### PROBLEM STATEMENT
Determine the number of lines containing the word "residential". Reply with it and nothing else.
──────
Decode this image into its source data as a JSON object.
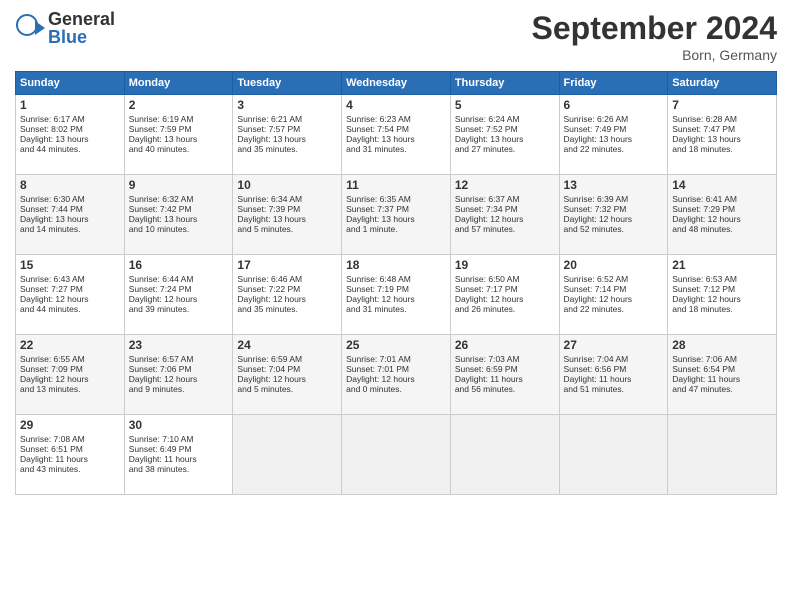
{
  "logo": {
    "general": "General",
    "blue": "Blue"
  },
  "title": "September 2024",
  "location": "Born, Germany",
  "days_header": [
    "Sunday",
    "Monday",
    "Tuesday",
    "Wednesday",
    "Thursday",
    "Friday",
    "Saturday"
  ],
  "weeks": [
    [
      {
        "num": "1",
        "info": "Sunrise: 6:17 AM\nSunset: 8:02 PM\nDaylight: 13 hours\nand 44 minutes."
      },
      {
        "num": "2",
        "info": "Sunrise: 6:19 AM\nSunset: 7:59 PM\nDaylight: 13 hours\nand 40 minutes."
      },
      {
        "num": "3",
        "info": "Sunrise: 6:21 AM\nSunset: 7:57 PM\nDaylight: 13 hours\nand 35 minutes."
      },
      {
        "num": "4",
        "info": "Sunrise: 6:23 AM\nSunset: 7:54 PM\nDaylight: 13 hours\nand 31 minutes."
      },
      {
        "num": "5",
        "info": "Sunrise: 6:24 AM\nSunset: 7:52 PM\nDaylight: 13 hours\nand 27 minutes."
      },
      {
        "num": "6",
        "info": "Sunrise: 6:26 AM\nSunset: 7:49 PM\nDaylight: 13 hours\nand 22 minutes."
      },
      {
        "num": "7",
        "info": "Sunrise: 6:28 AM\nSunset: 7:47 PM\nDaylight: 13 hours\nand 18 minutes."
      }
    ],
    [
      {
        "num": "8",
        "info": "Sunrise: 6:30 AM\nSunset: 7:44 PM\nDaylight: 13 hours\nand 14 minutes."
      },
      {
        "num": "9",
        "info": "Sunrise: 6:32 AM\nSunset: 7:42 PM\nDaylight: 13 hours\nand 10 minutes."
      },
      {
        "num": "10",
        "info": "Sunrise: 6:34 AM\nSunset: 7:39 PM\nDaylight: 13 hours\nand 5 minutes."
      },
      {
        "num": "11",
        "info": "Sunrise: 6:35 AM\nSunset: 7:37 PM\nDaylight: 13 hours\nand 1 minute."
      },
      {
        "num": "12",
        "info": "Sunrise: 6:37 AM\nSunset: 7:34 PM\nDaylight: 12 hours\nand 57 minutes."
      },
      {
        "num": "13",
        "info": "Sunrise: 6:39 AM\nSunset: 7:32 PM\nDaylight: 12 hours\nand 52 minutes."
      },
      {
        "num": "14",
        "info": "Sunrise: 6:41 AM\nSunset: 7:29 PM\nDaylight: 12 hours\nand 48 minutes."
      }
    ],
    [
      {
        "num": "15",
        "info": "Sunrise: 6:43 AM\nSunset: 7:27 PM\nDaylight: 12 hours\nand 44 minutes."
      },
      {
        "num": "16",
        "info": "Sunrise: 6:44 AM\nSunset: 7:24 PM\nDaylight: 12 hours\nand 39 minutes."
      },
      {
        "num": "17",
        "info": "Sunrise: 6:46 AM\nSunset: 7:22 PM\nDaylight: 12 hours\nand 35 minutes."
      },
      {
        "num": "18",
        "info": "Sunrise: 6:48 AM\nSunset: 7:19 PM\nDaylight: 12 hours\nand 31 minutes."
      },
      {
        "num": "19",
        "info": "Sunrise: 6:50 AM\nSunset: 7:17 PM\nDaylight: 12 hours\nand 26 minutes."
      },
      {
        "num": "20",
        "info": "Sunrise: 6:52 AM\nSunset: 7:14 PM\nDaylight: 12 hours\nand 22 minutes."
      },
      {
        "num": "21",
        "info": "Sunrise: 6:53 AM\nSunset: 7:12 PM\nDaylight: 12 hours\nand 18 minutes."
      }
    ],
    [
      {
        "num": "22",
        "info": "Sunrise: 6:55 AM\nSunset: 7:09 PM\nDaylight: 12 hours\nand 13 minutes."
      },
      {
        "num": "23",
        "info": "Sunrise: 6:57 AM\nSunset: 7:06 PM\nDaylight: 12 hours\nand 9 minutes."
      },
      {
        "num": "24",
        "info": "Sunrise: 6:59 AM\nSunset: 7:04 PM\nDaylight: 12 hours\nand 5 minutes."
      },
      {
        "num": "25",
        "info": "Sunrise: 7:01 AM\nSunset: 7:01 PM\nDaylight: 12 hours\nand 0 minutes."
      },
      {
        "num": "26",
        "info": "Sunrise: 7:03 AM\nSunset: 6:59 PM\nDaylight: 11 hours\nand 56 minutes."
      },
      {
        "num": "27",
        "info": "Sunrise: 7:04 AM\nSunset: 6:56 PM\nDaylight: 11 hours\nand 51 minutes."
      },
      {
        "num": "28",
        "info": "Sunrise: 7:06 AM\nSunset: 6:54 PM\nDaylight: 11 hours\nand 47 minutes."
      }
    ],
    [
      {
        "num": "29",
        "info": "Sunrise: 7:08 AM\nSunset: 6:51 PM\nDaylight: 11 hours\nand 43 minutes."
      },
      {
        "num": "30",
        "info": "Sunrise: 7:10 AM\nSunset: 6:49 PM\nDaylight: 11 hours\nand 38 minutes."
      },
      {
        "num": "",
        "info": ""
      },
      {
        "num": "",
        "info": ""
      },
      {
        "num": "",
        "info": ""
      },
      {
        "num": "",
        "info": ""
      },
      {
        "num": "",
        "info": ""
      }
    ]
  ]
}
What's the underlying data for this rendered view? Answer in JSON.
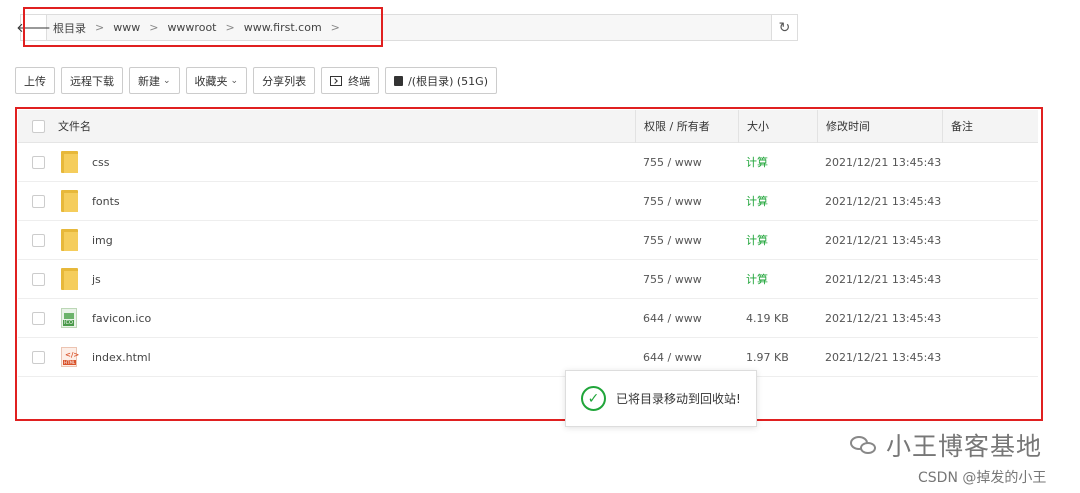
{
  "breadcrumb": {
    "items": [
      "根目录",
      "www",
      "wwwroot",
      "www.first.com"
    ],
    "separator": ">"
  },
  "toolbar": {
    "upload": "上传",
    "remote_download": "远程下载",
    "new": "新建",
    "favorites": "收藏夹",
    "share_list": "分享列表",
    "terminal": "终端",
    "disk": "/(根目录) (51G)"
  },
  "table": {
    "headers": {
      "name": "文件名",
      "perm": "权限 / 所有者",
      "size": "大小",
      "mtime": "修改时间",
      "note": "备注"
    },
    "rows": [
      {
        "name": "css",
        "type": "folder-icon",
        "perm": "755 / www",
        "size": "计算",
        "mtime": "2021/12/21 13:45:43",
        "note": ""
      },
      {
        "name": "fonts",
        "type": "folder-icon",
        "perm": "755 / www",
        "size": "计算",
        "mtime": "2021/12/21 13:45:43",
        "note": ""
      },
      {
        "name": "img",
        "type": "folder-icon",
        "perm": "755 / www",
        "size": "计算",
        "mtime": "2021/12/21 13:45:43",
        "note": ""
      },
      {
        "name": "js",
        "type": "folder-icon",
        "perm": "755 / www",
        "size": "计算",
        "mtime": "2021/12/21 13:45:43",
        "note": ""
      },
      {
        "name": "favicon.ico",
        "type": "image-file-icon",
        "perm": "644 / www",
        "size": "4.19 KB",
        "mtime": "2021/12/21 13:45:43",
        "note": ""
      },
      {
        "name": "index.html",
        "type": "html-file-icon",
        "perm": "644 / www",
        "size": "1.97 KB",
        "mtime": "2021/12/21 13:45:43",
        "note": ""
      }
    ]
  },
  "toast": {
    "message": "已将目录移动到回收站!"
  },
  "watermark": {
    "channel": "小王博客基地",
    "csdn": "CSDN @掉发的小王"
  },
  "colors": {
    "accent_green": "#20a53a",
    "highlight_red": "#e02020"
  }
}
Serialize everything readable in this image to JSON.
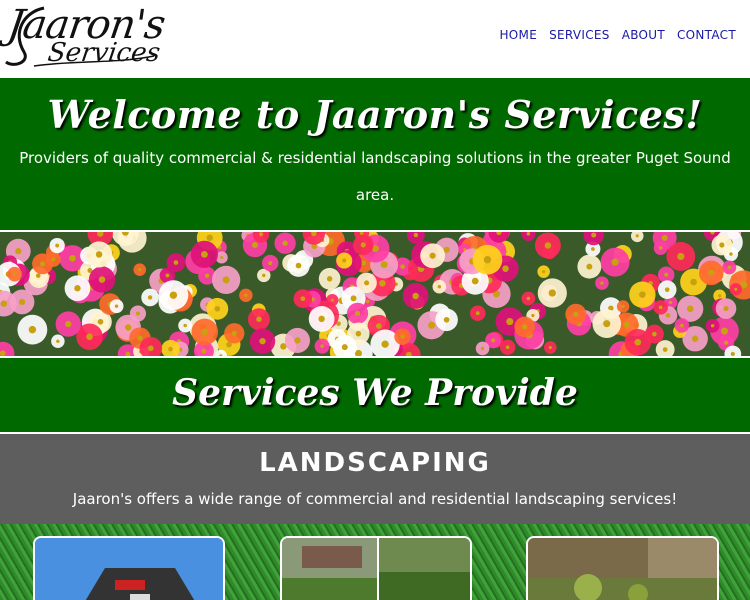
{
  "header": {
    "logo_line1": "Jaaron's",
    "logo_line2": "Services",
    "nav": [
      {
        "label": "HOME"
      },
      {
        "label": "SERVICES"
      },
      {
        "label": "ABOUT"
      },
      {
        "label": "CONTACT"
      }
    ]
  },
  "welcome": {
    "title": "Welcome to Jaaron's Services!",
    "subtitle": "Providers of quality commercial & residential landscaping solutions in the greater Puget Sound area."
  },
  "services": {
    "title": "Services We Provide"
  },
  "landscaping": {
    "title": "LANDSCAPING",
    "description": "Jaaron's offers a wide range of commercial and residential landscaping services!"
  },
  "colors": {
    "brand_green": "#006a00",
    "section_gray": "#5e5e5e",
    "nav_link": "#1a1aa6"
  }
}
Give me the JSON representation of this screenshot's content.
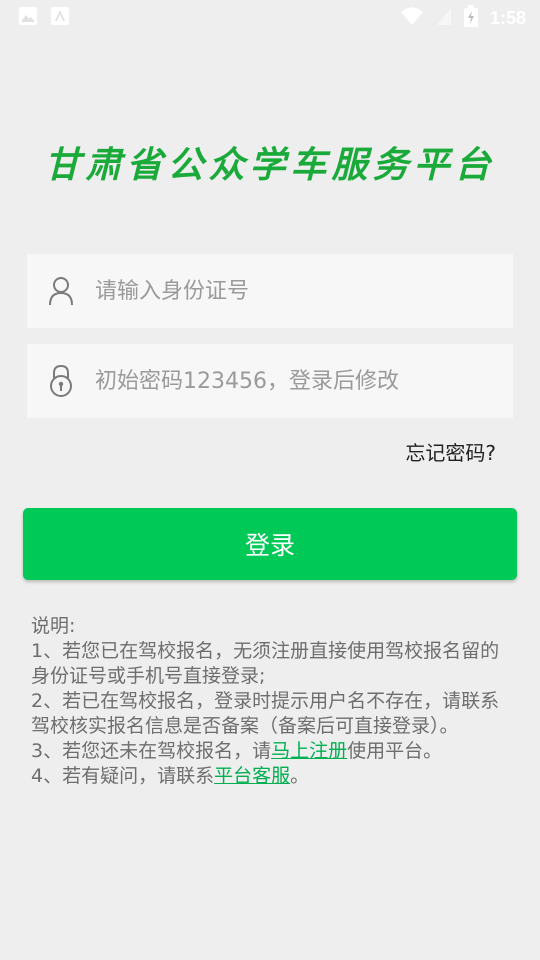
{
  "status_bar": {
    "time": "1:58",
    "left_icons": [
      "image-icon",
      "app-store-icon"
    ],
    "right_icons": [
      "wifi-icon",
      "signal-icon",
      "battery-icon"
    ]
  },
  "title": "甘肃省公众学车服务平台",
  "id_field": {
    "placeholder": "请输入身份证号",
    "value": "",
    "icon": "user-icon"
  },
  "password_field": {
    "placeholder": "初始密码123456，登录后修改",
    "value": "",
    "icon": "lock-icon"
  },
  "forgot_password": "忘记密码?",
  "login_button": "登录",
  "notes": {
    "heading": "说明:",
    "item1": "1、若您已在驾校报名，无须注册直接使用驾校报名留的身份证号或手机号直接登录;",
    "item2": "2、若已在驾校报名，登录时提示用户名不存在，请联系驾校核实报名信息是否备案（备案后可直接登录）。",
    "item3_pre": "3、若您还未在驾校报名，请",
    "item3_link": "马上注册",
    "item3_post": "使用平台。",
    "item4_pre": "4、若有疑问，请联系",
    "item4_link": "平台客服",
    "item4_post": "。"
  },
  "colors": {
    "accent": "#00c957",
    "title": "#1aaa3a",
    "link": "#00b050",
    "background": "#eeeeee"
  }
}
──────
### RESULT OF THE EXERCISE
2